**Aim of the task**
Each line containing the word "Submissions" needs to be copied.

**Supplied material**

§ §

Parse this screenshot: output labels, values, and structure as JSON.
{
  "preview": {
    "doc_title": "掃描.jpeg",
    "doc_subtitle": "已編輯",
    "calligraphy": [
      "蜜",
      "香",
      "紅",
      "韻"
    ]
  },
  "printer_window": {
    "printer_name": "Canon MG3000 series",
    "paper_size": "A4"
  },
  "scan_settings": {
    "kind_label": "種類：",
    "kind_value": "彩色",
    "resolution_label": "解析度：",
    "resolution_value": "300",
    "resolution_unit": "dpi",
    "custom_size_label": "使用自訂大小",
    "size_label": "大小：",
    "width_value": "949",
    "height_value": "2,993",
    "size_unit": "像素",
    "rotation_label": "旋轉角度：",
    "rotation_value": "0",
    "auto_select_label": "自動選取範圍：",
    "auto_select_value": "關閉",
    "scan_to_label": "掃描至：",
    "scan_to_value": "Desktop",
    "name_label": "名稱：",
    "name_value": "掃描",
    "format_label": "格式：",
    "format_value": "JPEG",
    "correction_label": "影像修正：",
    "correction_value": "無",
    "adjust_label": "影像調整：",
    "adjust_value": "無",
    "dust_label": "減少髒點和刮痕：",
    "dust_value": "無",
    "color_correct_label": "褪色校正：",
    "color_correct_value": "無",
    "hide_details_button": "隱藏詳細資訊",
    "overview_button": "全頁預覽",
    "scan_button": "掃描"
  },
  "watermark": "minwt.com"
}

§ §

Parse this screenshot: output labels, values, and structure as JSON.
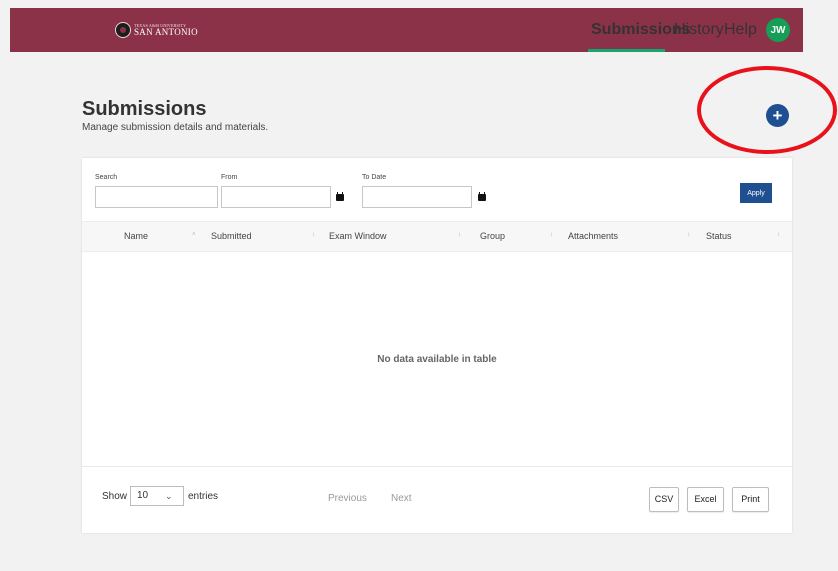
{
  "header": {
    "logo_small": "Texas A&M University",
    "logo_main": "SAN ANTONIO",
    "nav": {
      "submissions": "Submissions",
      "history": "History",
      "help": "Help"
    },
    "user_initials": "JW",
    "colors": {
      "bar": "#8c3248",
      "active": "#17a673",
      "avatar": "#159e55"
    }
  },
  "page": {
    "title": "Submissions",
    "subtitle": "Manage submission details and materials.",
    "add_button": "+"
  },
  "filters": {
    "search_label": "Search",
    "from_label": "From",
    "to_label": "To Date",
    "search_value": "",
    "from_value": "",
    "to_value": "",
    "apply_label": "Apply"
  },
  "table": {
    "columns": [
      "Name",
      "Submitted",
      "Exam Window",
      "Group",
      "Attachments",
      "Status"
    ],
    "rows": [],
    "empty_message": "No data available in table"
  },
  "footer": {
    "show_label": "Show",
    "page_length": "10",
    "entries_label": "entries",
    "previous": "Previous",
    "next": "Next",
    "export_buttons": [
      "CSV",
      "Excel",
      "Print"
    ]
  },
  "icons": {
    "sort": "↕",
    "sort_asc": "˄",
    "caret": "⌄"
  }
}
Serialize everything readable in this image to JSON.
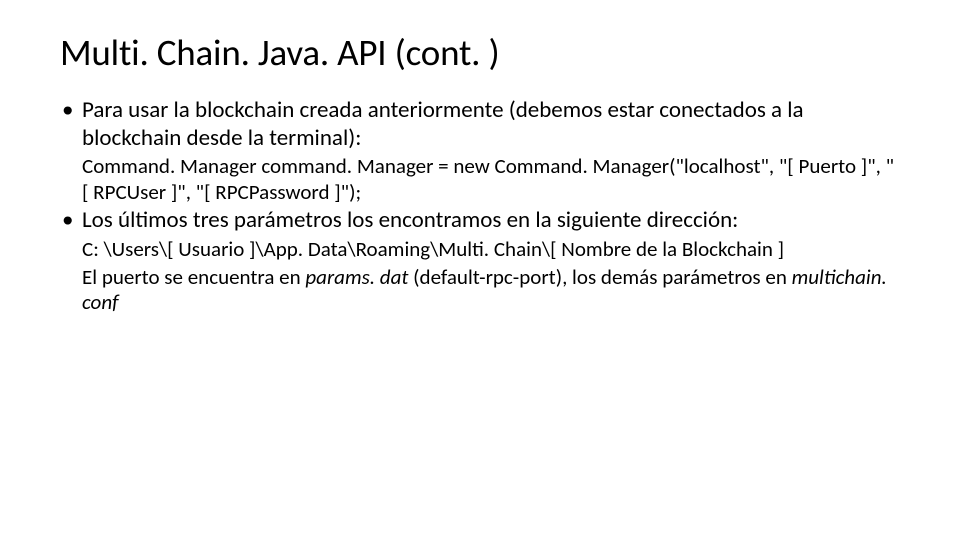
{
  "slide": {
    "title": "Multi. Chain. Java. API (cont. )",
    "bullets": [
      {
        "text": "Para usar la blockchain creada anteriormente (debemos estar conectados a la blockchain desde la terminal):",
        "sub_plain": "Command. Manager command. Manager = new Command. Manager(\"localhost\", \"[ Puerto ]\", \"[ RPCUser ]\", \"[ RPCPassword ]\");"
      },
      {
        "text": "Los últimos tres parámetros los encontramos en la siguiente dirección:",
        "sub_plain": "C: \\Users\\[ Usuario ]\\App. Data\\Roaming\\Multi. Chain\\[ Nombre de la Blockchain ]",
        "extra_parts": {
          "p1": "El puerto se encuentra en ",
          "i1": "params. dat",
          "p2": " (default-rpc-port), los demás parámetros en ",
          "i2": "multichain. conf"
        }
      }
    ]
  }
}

§ §

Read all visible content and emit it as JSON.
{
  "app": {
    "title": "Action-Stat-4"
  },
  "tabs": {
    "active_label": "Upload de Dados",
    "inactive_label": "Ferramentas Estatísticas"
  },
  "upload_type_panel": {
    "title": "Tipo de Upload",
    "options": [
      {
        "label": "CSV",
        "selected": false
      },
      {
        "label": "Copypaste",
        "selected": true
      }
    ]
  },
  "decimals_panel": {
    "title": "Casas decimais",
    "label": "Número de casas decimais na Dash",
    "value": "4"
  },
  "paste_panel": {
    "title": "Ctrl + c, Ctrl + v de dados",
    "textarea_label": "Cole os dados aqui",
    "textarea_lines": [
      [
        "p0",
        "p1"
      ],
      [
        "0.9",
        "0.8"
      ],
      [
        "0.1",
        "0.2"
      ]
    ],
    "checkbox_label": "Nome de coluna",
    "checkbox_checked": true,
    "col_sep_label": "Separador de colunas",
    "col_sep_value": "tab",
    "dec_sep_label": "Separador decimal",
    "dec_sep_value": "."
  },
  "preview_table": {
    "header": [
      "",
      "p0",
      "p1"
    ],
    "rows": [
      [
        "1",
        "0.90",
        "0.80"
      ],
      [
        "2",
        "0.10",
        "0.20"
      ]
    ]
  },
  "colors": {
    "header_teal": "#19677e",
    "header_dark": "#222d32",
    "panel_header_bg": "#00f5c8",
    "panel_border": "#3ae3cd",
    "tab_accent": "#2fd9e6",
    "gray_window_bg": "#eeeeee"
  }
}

§ §

**Result of the exercise**
      "submissions": "Submissions",
    "title": "Submissions",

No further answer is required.